*Goal*
Quote, verbatim, all material below, without pictures.

[Dataset rows about figures]
---

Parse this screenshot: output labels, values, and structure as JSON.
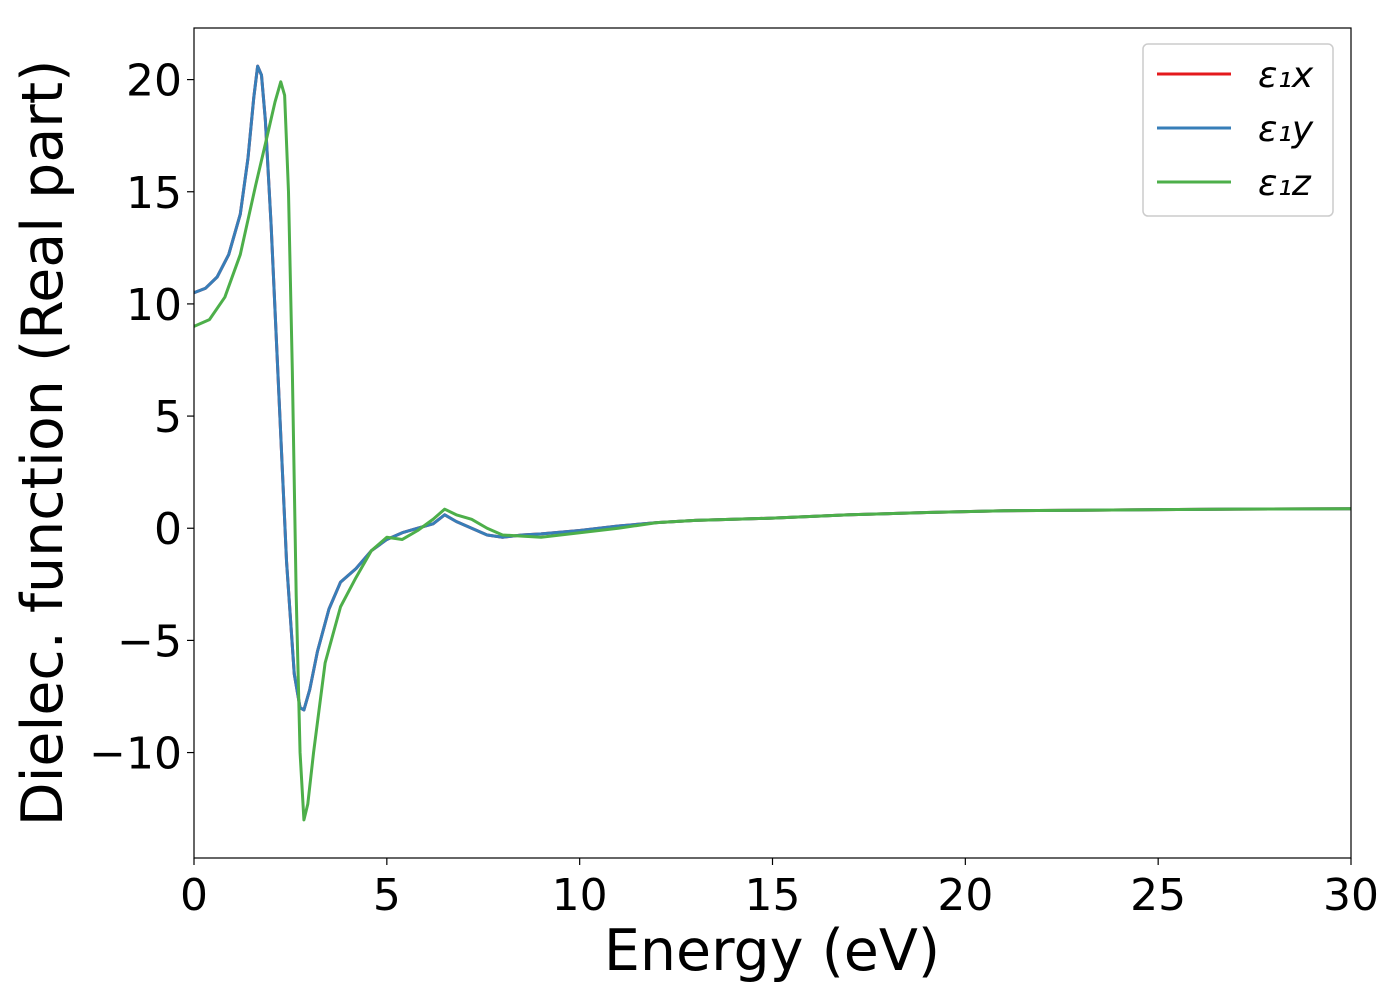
{
  "chart_data": {
    "type": "line",
    "xlabel": "Energy (eV)",
    "ylabel": "Dielec. function (Real part)",
    "xlim": [
      0,
      30
    ],
    "ylim": [
      -14.7,
      22.3
    ],
    "x_ticks": [
      0,
      5,
      10,
      15,
      20,
      25,
      30
    ],
    "x_tick_labels": [
      "0",
      "5",
      "10",
      "15",
      "20",
      "25",
      "30"
    ],
    "y_ticks": [
      -10,
      -5,
      0,
      5,
      10,
      15,
      20
    ],
    "y_tick_labels": [
      "−10",
      "−5",
      "0",
      "5",
      "10",
      "15",
      "20"
    ],
    "grid": false,
    "legend_position": "top-right",
    "series": [
      {
        "name": "ε₁x",
        "color": "#e41a1c",
        "points": [
          [
            0,
            10.5
          ],
          [
            0.3,
            10.7
          ],
          [
            0.6,
            11.2
          ],
          [
            0.9,
            12.2
          ],
          [
            1.2,
            14.0
          ],
          [
            1.4,
            16.5
          ],
          [
            1.55,
            19.2
          ],
          [
            1.65,
            20.6
          ],
          [
            1.75,
            20.2
          ],
          [
            1.85,
            18.2
          ],
          [
            2.0,
            13.5
          ],
          [
            2.2,
            6.0
          ],
          [
            2.4,
            -1.5
          ],
          [
            2.6,
            -6.5
          ],
          [
            2.75,
            -8.0
          ],
          [
            2.85,
            -8.1
          ],
          [
            3.0,
            -7.2
          ],
          [
            3.2,
            -5.5
          ],
          [
            3.5,
            -3.6
          ],
          [
            3.8,
            -2.4
          ],
          [
            4.2,
            -1.8
          ],
          [
            4.6,
            -1.0
          ],
          [
            5.0,
            -0.5
          ],
          [
            5.4,
            -0.2
          ],
          [
            5.8,
            0.0
          ],
          [
            6.2,
            0.2
          ],
          [
            6.5,
            0.6
          ],
          [
            6.8,
            0.3
          ],
          [
            7.2,
            0.0
          ],
          [
            7.6,
            -0.3
          ],
          [
            8.0,
            -0.4
          ],
          [
            8.5,
            -0.3
          ],
          [
            9.0,
            -0.25
          ],
          [
            10,
            -0.1
          ],
          [
            11,
            0.1
          ],
          [
            12,
            0.25
          ],
          [
            13,
            0.35
          ],
          [
            14,
            0.4
          ],
          [
            15,
            0.45
          ],
          [
            17,
            0.6
          ],
          [
            19,
            0.7
          ],
          [
            21,
            0.78
          ],
          [
            23,
            0.8
          ],
          [
            25,
            0.83
          ],
          [
            27,
            0.85
          ],
          [
            30,
            0.87
          ]
        ]
      },
      {
        "name": "ε₁y",
        "color": "#377eb8",
        "points": [
          [
            0,
            10.5
          ],
          [
            0.3,
            10.7
          ],
          [
            0.6,
            11.2
          ],
          [
            0.9,
            12.2
          ],
          [
            1.2,
            14.0
          ],
          [
            1.4,
            16.5
          ],
          [
            1.55,
            19.2
          ],
          [
            1.65,
            20.6
          ],
          [
            1.75,
            20.2
          ],
          [
            1.85,
            18.2
          ],
          [
            2.0,
            13.5
          ],
          [
            2.2,
            6.0
          ],
          [
            2.4,
            -1.5
          ],
          [
            2.6,
            -6.5
          ],
          [
            2.75,
            -8.0
          ],
          [
            2.85,
            -8.1
          ],
          [
            3.0,
            -7.2
          ],
          [
            3.2,
            -5.5
          ],
          [
            3.5,
            -3.6
          ],
          [
            3.8,
            -2.4
          ],
          [
            4.2,
            -1.8
          ],
          [
            4.6,
            -1.0
          ],
          [
            5.0,
            -0.5
          ],
          [
            5.4,
            -0.2
          ],
          [
            5.8,
            0.0
          ],
          [
            6.2,
            0.2
          ],
          [
            6.5,
            0.6
          ],
          [
            6.8,
            0.3
          ],
          [
            7.2,
            0.0
          ],
          [
            7.6,
            -0.3
          ],
          [
            8.0,
            -0.4
          ],
          [
            8.5,
            -0.3
          ],
          [
            9.0,
            -0.25
          ],
          [
            10,
            -0.1
          ],
          [
            11,
            0.1
          ],
          [
            12,
            0.25
          ],
          [
            13,
            0.35
          ],
          [
            14,
            0.4
          ],
          [
            15,
            0.45
          ],
          [
            17,
            0.6
          ],
          [
            19,
            0.7
          ],
          [
            21,
            0.78
          ],
          [
            23,
            0.8
          ],
          [
            25,
            0.83
          ],
          [
            27,
            0.85
          ],
          [
            30,
            0.87
          ]
        ]
      },
      {
        "name": "ε₁z",
        "color": "#4daf4a",
        "points": [
          [
            0,
            9.0
          ],
          [
            0.4,
            9.3
          ],
          [
            0.8,
            10.3
          ],
          [
            1.2,
            12.2
          ],
          [
            1.6,
            15.3
          ],
          [
            1.9,
            17.5
          ],
          [
            2.1,
            19.0
          ],
          [
            2.25,
            19.9
          ],
          [
            2.35,
            19.3
          ],
          [
            2.45,
            15.0
          ],
          [
            2.55,
            7.0
          ],
          [
            2.65,
            -3.0
          ],
          [
            2.75,
            -10.0
          ],
          [
            2.85,
            -13.0
          ],
          [
            2.95,
            -12.3
          ],
          [
            3.1,
            -10.0
          ],
          [
            3.4,
            -6.0
          ],
          [
            3.8,
            -3.5
          ],
          [
            4.2,
            -2.2
          ],
          [
            4.6,
            -1.0
          ],
          [
            5.0,
            -0.4
          ],
          [
            5.4,
            -0.5
          ],
          [
            5.8,
            -0.1
          ],
          [
            6.2,
            0.4
          ],
          [
            6.5,
            0.85
          ],
          [
            6.8,
            0.6
          ],
          [
            7.2,
            0.4
          ],
          [
            7.6,
            0.0
          ],
          [
            8.0,
            -0.3
          ],
          [
            8.5,
            -0.35
          ],
          [
            9.0,
            -0.4
          ],
          [
            10,
            -0.2
          ],
          [
            11,
            0.0
          ],
          [
            12,
            0.25
          ],
          [
            13,
            0.35
          ],
          [
            14,
            0.4
          ],
          [
            15,
            0.45
          ],
          [
            17,
            0.6
          ],
          [
            19,
            0.7
          ],
          [
            21,
            0.78
          ],
          [
            23,
            0.8
          ],
          [
            25,
            0.83
          ],
          [
            27,
            0.85
          ],
          [
            30,
            0.87
          ]
        ]
      }
    ]
  }
}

---

*Exercise response*
Parse this screenshot: output labels, values, and structure as JSON.
{
  "chart_data": {
    "type": "line",
    "xlabel": "Energy (eV)",
    "ylabel": "Dielec. function (Real part)",
    "xlim": [
      0,
      30
    ],
    "ylim": [
      -14.7,
      22.3
    ],
    "x_ticks": [
      0,
      5,
      10,
      15,
      20,
      25,
      30
    ],
    "x_tick_labels": [
      "0",
      "5",
      "10",
      "15",
      "20",
      "25",
      "30"
    ],
    "y_ticks": [
      -10,
      -5,
      0,
      5,
      10,
      15,
      20
    ],
    "y_tick_labels": [
      "−10",
      "−5",
      "0",
      "5",
      "10",
      "15",
      "20"
    ],
    "grid": false,
    "legend_position": "top-right",
    "series": [
      {
        "name": "ε₁x",
        "color": "#e41a1c",
        "points": [
          [
            0,
            10.5
          ],
          [
            0.3,
            10.7
          ],
          [
            0.6,
            11.2
          ],
          [
            0.9,
            12.2
          ],
          [
            1.2,
            14.0
          ],
          [
            1.4,
            16.5
          ],
          [
            1.55,
            19.2
          ],
          [
            1.65,
            20.6
          ],
          [
            1.75,
            20.2
          ],
          [
            1.85,
            18.2
          ],
          [
            2.0,
            13.5
          ],
          [
            2.2,
            6.0
          ],
          [
            2.4,
            -1.5
          ],
          [
            2.6,
            -6.5
          ],
          [
            2.75,
            -8.0
          ],
          [
            2.85,
            -8.1
          ],
          [
            3.0,
            -7.2
          ],
          [
            3.2,
            -5.5
          ],
          [
            3.5,
            -3.6
          ],
          [
            3.8,
            -2.4
          ],
          [
            4.2,
            -1.8
          ],
          [
            4.6,
            -1.0
          ],
          [
            5.0,
            -0.5
          ],
          [
            5.4,
            -0.2
          ],
          [
            5.8,
            0.0
          ],
          [
            6.2,
            0.2
          ],
          [
            6.5,
            0.6
          ],
          [
            6.8,
            0.3
          ],
          [
            7.2,
            0.0
          ],
          [
            7.6,
            -0.3
          ],
          [
            8.0,
            -0.4
          ],
          [
            8.5,
            -0.3
          ],
          [
            9.0,
            -0.25
          ],
          [
            10,
            -0.1
          ],
          [
            11,
            0.1
          ],
          [
            12,
            0.25
          ],
          [
            13,
            0.35
          ],
          [
            14,
            0.4
          ],
          [
            15,
            0.45
          ],
          [
            17,
            0.6
          ],
          [
            19,
            0.7
          ],
          [
            21,
            0.78
          ],
          [
            23,
            0.8
          ],
          [
            25,
            0.83
          ],
          [
            27,
            0.85
          ],
          [
            30,
            0.87
          ]
        ]
      },
      {
        "name": "ε₁y",
        "color": "#377eb8",
        "points": [
          [
            0,
            10.5
          ],
          [
            0.3,
            10.7
          ],
          [
            0.6,
            11.2
          ],
          [
            0.9,
            12.2
          ],
          [
            1.2,
            14.0
          ],
          [
            1.4,
            16.5
          ],
          [
            1.55,
            19.2
          ],
          [
            1.65,
            20.6
          ],
          [
            1.75,
            20.2
          ],
          [
            1.85,
            18.2
          ],
          [
            2.0,
            13.5
          ],
          [
            2.2,
            6.0
          ],
          [
            2.4,
            -1.5
          ],
          [
            2.6,
            -6.5
          ],
          [
            2.75,
            -8.0
          ],
          [
            2.85,
            -8.1
          ],
          [
            3.0,
            -7.2
          ],
          [
            3.2,
            -5.5
          ],
          [
            3.5,
            -3.6
          ],
          [
            3.8,
            -2.4
          ],
          [
            4.2,
            -1.8
          ],
          [
            4.6,
            -1.0
          ],
          [
            5.0,
            -0.5
          ],
          [
            5.4,
            -0.2
          ],
          [
            5.8,
            0.0
          ],
          [
            6.2,
            0.2
          ],
          [
            6.5,
            0.6
          ],
          [
            6.8,
            0.3
          ],
          [
            7.2,
            0.0
          ],
          [
            7.6,
            -0.3
          ],
          [
            8.0,
            -0.4
          ],
          [
            8.5,
            -0.3
          ],
          [
            9.0,
            -0.25
          ],
          [
            10,
            -0.1
          ],
          [
            11,
            0.1
          ],
          [
            12,
            0.25
          ],
          [
            13,
            0.35
          ],
          [
            14,
            0.4
          ],
          [
            15,
            0.45
          ],
          [
            17,
            0.6
          ],
          [
            19,
            0.7
          ],
          [
            21,
            0.78
          ],
          [
            23,
            0.8
          ],
          [
            25,
            0.83
          ],
          [
            27,
            0.85
          ],
          [
            30,
            0.87
          ]
        ]
      },
      {
        "name": "ε₁z",
        "color": "#4daf4a",
        "points": [
          [
            0,
            9.0
          ],
          [
            0.4,
            9.3
          ],
          [
            0.8,
            10.3
          ],
          [
            1.2,
            12.2
          ],
          [
            1.6,
            15.3
          ],
          [
            1.9,
            17.5
          ],
          [
            2.1,
            19.0
          ],
          [
            2.25,
            19.9
          ],
          [
            2.35,
            19.3
          ],
          [
            2.45,
            15.0
          ],
          [
            2.55,
            7.0
          ],
          [
            2.65,
            -3.0
          ],
          [
            2.75,
            -10.0
          ],
          [
            2.85,
            -13.0
          ],
          [
            2.95,
            -12.3
          ],
          [
            3.1,
            -10.0
          ],
          [
            3.4,
            -6.0
          ],
          [
            3.8,
            -3.5
          ],
          [
            4.2,
            -2.2
          ],
          [
            4.6,
            -1.0
          ],
          [
            5.0,
            -0.4
          ],
          [
            5.4,
            -0.5
          ],
          [
            5.8,
            -0.1
          ],
          [
            6.2,
            0.4
          ],
          [
            6.5,
            0.85
          ],
          [
            6.8,
            0.6
          ],
          [
            7.2,
            0.4
          ],
          [
            7.6,
            0.0
          ],
          [
            8.0,
            -0.3
          ],
          [
            8.5,
            -0.35
          ],
          [
            9.0,
            -0.4
          ],
          [
            10,
            -0.2
          ],
          [
            11,
            0.0
          ],
          [
            12,
            0.25
          ],
          [
            13,
            0.35
          ],
          [
            14,
            0.4
          ],
          [
            15,
            0.45
          ],
          [
            17,
            0.6
          ],
          [
            19,
            0.7
          ],
          [
            21,
            0.78
          ],
          [
            23,
            0.8
          ],
          [
            25,
            0.83
          ],
          [
            27,
            0.85
          ],
          [
            30,
            0.87
          ]
        ]
      }
    ]
  }
}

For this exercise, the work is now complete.